- Record excerpts:

Start

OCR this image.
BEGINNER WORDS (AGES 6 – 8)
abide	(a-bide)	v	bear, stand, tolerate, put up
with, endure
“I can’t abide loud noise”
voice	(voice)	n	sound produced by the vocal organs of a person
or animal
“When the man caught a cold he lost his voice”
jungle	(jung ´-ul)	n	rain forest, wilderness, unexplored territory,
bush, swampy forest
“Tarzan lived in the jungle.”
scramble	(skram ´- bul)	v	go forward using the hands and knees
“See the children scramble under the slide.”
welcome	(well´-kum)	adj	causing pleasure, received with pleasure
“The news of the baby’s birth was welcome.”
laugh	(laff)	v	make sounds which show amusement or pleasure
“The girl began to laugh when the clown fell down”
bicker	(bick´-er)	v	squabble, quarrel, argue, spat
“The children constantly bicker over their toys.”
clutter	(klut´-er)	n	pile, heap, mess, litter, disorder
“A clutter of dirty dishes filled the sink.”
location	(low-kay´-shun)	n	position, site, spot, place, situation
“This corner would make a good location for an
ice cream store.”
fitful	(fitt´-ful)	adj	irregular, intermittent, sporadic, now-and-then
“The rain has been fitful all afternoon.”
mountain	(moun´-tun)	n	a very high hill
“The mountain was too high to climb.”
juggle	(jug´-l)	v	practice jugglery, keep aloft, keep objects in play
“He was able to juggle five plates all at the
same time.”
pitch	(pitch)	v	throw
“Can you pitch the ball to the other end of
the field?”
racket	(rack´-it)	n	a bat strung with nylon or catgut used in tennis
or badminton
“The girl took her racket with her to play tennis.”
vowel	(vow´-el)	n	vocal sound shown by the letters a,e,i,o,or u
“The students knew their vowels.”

End

- Work instructions:
Without changing a word, restate the whole listing.

- Answer for the task:
OCR this image.
BEGINNER WORDS (AGES 6 – 8)
abide	(a-bide)	v	bear, stand, tolerate, put up
with, endure
“I can’t abide loud noise”
voice	(voice)	n	sound produced by the vocal organs of a person
or animal
“When the man caught a cold he lost his voice”
jungle	(jung ´-ul)	n	rain forest, wilderness, unexplored territory,
bush, swampy forest
“Tarzan lived in the jungle.”
scramble	(skram ´- bul)	v	go forward using the hands and knees
“See the children scramble under the slide.”
welcome	(well´-kum)	adj	causing pleasure, received with pleasure
“The news of the baby’s birth was welcome.”
laugh	(laff)	v	make sounds which show amusement or pleasure
“The girl began to laugh when the clown fell down”
bicker	(bick´-er)	v	squabble, quarrel, argue, spat
“The children constantly bicker over their toys.”
clutter	(klut´-er)	n	pile, heap, mess, litter, disorder
“A clutter of dirty dishes filled the sink.”
location	(low-kay´-shun)	n	position, site, spot, place, situation
“This corner would make a good location for an
ice cream store.”
fitful	(fitt´-ful)	adj	irregular, intermittent, sporadic, now-and-then
“The rain has been fitful all afternoon.”
mountain	(moun´-tun)	n	a very high hill
“The mountain was too high to climb.”
juggle	(jug´-l)	v	practice jugglery, keep aloft, keep objects in play
“He was able to juggle five plates all at the
same time.”
pitch	(pitch)	v	throw
“Can you pitch the ball to the other end of
the field?”
racket	(rack´-it)	n	a bat strung with nylon or catgut used in tennis
or badminton
“The girl took her racket with her to play tennis.”
vowel	(vow´-el)	n	vocal sound shown by the letters a,e,i,o,or u
“The students knew their vowels.”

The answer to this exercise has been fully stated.